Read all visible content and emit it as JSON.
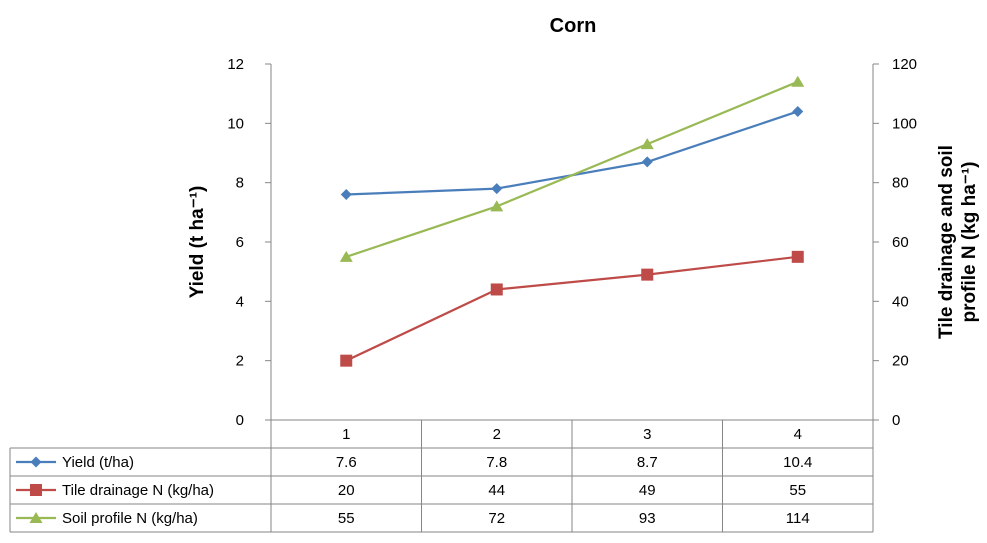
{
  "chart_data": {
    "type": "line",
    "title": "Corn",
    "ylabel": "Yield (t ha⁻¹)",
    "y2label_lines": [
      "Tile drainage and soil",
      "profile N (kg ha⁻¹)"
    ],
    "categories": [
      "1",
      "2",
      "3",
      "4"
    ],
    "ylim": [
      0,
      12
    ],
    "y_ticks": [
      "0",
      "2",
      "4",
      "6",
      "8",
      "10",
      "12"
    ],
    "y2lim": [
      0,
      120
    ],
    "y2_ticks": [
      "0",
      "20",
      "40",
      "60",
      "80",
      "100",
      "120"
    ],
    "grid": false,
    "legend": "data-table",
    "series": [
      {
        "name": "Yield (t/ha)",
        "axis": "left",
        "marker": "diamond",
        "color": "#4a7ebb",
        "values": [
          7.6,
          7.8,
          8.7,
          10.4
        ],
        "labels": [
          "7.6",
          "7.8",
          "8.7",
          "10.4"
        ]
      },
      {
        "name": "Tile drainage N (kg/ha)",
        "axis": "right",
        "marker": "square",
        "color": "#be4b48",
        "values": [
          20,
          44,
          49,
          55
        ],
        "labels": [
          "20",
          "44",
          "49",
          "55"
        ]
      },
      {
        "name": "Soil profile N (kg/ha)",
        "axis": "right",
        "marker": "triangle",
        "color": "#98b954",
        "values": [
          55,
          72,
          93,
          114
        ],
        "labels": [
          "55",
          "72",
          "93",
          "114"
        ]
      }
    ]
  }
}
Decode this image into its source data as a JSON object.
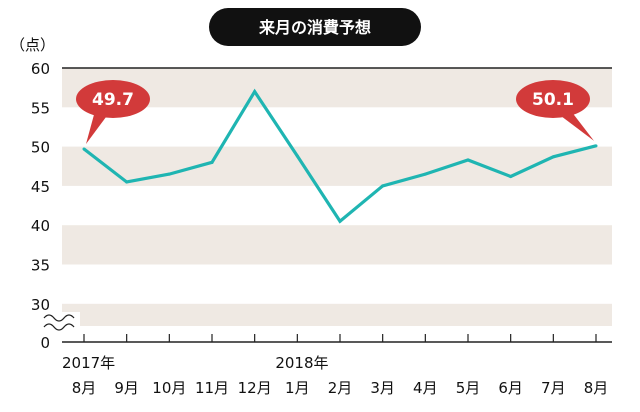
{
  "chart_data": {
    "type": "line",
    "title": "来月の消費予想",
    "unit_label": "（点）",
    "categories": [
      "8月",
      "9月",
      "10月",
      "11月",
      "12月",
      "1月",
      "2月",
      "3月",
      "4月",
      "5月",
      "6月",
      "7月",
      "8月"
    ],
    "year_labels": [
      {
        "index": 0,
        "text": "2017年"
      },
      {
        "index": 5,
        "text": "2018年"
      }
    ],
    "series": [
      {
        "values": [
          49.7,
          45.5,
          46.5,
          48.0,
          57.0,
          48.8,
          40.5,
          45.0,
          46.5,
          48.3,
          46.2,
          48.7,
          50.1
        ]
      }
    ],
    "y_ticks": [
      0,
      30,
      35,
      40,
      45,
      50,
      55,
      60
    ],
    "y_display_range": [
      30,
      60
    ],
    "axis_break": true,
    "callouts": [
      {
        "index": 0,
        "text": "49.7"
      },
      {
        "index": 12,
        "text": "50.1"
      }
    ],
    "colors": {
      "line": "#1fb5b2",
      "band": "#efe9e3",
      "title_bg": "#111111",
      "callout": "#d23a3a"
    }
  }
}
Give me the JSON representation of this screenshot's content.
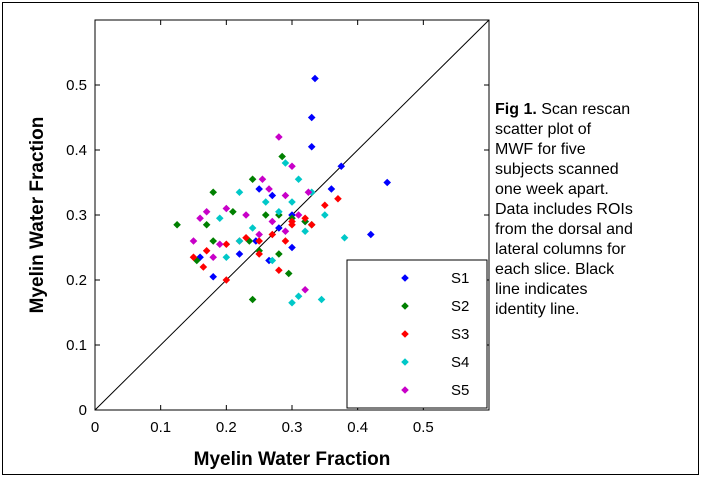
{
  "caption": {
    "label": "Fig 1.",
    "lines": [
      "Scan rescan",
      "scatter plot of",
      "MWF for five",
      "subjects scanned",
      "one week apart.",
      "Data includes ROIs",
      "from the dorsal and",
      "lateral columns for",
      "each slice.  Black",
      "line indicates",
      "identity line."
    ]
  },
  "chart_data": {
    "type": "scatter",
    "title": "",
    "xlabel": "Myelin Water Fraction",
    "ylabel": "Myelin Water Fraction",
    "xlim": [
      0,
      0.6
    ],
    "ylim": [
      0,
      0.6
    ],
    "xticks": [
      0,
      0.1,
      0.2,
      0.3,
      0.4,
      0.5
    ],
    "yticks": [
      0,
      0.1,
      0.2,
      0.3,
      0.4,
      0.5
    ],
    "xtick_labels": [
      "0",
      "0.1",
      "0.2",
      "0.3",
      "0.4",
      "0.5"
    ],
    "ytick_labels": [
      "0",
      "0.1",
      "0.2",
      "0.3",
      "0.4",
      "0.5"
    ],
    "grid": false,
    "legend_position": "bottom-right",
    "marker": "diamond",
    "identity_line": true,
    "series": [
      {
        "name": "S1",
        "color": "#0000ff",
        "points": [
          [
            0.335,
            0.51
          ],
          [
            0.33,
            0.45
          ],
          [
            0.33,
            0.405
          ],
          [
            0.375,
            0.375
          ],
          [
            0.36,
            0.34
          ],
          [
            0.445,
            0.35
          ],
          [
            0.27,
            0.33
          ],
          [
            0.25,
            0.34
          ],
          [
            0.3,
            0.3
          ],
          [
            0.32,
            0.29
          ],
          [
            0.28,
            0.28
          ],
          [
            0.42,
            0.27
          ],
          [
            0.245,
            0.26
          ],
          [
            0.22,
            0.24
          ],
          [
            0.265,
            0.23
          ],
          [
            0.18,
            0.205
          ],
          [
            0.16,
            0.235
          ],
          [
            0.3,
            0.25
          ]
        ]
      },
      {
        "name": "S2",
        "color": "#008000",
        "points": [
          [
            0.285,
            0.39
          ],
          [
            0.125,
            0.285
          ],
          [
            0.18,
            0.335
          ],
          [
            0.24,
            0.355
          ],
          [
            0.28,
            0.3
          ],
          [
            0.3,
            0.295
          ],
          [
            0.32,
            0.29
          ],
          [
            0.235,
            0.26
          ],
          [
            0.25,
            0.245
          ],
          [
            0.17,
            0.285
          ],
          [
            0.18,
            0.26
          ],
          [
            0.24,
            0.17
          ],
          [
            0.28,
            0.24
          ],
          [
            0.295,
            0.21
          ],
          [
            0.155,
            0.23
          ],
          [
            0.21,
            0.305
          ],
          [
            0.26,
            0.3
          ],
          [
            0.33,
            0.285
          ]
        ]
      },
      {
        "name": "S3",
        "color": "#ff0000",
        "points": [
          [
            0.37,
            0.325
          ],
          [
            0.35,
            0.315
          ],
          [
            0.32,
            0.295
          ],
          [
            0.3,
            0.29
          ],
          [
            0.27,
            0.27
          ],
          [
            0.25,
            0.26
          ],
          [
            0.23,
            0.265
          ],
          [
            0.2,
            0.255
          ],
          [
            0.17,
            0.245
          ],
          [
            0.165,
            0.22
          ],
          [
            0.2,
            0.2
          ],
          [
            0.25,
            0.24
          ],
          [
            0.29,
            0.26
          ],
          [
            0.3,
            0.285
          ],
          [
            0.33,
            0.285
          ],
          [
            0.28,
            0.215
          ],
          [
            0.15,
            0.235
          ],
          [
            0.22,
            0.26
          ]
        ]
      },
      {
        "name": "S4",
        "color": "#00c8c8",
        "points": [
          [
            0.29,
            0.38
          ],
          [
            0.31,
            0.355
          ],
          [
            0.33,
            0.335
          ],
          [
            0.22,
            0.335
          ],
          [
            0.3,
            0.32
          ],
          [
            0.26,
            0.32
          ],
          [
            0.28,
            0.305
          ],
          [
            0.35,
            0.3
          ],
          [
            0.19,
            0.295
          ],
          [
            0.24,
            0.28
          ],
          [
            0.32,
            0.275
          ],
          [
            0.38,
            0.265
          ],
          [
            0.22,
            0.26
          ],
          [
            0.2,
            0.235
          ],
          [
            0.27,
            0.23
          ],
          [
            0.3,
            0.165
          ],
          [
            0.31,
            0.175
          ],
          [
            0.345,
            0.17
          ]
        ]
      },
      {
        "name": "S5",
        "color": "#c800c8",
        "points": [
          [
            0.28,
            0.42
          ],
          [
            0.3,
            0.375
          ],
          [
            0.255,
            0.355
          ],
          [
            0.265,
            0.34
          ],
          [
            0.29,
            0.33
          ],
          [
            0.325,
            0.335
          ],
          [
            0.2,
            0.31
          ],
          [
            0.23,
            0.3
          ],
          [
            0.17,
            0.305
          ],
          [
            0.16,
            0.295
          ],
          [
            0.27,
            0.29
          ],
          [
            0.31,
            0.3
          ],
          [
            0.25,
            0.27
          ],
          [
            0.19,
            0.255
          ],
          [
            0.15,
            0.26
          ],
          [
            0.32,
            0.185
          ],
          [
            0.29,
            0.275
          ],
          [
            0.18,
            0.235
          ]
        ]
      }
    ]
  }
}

━━━━━━━━━━━━━━━━━━━━━━━━━━━━━━

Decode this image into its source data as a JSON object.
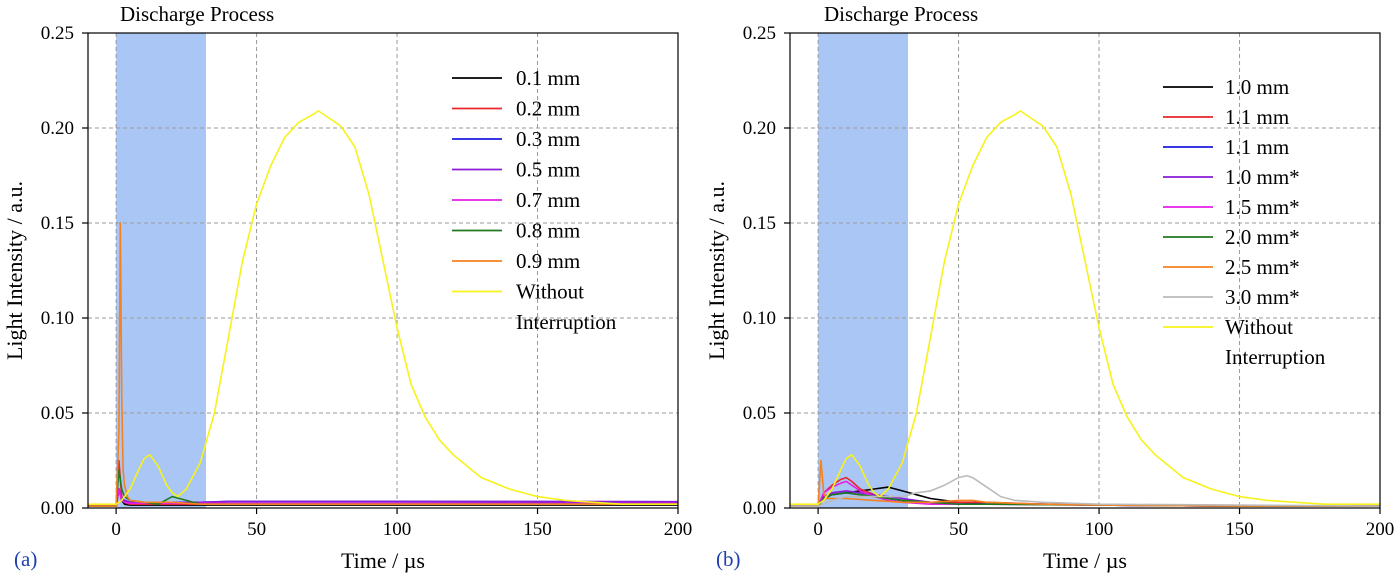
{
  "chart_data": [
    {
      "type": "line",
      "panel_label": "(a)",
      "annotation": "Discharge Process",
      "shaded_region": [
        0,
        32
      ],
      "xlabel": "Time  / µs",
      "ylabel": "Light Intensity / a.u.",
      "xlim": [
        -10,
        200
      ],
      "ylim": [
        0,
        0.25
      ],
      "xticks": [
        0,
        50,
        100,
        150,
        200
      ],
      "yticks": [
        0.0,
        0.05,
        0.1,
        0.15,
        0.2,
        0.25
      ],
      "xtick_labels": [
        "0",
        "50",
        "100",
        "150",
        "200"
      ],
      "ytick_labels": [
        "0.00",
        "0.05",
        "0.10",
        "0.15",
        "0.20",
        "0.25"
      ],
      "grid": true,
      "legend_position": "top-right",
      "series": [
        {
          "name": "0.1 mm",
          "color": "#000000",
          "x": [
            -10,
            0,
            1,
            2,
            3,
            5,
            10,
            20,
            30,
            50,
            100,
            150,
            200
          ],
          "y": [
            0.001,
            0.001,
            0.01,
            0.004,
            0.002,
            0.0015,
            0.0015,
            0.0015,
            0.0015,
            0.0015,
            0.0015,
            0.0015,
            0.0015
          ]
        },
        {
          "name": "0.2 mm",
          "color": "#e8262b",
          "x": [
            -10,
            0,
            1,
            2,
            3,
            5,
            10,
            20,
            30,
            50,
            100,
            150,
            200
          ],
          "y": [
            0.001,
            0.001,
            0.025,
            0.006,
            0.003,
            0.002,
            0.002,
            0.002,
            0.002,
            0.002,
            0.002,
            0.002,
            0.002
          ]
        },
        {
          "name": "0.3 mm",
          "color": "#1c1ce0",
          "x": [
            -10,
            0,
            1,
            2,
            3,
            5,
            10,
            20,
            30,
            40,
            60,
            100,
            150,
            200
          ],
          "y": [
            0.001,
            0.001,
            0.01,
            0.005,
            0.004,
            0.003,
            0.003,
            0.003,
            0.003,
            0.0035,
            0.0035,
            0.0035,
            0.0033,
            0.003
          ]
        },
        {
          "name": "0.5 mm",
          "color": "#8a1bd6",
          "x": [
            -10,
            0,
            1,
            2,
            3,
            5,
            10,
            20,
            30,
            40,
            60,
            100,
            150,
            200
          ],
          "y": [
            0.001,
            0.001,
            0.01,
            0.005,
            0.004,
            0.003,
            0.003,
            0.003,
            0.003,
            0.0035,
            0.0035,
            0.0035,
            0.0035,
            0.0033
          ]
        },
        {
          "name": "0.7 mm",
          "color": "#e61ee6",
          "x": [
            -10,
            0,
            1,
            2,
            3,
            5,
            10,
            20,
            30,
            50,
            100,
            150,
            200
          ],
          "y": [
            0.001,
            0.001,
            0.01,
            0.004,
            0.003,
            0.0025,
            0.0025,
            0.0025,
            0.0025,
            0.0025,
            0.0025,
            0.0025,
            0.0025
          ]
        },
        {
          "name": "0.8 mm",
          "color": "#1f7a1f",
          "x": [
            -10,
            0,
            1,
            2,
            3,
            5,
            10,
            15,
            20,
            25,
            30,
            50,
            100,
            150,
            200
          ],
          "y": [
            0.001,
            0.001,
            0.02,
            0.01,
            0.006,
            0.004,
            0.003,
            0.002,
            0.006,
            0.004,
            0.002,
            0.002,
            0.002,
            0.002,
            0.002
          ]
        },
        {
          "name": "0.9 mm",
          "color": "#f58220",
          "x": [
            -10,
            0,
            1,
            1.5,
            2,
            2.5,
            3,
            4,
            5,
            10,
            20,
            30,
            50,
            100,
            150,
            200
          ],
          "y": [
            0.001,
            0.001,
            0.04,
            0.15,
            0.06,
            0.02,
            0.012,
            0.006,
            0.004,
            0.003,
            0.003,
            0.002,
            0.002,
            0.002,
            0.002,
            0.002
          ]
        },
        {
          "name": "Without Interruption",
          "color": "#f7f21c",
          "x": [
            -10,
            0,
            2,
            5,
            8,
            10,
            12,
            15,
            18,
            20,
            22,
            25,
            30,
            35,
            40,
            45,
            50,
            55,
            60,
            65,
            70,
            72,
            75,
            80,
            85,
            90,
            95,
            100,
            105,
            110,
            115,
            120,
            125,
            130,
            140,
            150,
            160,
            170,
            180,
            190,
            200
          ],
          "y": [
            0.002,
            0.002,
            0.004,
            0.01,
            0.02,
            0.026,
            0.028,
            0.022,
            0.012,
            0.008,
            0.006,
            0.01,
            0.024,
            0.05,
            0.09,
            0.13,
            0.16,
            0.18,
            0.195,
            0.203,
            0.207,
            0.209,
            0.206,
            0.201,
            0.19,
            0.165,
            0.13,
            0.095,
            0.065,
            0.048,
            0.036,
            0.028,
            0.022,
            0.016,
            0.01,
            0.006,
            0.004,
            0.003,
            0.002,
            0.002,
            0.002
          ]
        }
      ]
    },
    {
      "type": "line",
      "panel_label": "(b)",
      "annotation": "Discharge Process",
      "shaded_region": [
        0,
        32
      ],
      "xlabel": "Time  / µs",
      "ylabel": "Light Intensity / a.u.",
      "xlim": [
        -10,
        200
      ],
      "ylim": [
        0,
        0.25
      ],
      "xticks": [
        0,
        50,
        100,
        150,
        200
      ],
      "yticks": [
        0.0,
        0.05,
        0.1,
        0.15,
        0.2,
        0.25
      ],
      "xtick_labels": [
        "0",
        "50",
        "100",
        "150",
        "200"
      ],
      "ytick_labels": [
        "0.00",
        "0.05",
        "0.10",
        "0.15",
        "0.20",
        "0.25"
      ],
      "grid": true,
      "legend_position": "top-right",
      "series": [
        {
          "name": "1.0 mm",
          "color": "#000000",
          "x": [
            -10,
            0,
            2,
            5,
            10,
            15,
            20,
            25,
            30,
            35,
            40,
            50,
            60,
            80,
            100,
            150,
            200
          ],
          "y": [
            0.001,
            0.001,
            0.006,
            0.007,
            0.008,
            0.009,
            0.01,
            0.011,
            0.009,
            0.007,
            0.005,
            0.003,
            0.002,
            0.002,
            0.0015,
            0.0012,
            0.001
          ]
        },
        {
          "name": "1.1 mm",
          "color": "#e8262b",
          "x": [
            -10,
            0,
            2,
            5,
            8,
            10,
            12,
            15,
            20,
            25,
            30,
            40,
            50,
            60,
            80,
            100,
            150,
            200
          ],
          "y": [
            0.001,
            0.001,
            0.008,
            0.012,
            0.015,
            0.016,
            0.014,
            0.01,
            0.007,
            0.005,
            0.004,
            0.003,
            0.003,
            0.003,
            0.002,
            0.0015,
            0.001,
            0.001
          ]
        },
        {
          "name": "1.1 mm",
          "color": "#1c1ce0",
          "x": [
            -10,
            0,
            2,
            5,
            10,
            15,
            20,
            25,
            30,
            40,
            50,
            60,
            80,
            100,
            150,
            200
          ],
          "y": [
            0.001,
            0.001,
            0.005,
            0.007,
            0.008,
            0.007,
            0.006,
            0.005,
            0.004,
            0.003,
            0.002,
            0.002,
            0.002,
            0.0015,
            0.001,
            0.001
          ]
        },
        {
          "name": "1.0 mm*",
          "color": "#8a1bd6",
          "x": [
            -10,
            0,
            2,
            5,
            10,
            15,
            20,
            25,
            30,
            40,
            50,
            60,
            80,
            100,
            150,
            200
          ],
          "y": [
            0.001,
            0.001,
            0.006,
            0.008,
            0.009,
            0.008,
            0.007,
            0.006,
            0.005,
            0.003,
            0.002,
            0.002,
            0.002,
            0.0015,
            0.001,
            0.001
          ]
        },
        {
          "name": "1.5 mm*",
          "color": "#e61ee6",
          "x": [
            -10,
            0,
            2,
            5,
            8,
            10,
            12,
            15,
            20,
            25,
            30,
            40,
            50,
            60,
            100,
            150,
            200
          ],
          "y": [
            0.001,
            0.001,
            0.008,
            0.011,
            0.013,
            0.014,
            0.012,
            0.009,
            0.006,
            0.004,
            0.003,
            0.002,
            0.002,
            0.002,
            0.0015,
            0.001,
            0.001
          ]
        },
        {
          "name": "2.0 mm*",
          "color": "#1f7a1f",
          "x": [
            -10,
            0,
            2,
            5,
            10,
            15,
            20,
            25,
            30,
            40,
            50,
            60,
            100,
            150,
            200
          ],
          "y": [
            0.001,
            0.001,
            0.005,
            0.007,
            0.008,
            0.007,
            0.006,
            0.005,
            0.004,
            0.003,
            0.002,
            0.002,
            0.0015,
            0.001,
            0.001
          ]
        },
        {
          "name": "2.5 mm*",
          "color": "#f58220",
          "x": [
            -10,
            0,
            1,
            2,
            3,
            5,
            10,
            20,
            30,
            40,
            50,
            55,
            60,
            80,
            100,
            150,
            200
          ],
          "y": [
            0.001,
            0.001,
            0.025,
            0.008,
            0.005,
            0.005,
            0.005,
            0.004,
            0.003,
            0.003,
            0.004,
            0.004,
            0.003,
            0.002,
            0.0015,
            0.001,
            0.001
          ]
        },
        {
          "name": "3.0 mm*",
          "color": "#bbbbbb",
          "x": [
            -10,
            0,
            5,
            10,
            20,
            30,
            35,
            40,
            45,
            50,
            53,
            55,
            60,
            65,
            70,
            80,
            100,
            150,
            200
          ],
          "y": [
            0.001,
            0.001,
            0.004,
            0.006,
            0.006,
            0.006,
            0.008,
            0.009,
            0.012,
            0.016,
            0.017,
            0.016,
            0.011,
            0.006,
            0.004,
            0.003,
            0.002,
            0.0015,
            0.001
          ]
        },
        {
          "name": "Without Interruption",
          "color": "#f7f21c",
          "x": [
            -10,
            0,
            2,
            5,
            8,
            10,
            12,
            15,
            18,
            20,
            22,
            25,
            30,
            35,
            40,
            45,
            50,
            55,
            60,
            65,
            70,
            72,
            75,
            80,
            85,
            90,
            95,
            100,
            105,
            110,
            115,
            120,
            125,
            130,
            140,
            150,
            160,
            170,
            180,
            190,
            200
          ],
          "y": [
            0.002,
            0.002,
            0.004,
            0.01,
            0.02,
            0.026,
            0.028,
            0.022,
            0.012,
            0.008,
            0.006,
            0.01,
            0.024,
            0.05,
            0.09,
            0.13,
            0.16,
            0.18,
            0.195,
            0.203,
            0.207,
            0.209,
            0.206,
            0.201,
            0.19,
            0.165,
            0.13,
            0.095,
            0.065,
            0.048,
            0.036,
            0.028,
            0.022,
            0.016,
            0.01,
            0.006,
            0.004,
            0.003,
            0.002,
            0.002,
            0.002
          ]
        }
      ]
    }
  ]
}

━━━━━━━━━━━━━━━━━━━━━━━━━━━━━━

YOUR OBJECTIVE
Lines of the material that contain the word "JSON" are to be gathered.

SOLUTION TO THE PROBLEM
Read all visible content and emit it as JSON.
Decode this image into its source data as a JSON object.
Give me the JSON representation of this screenshot's content.
Decode this image into its source data as a JSON object.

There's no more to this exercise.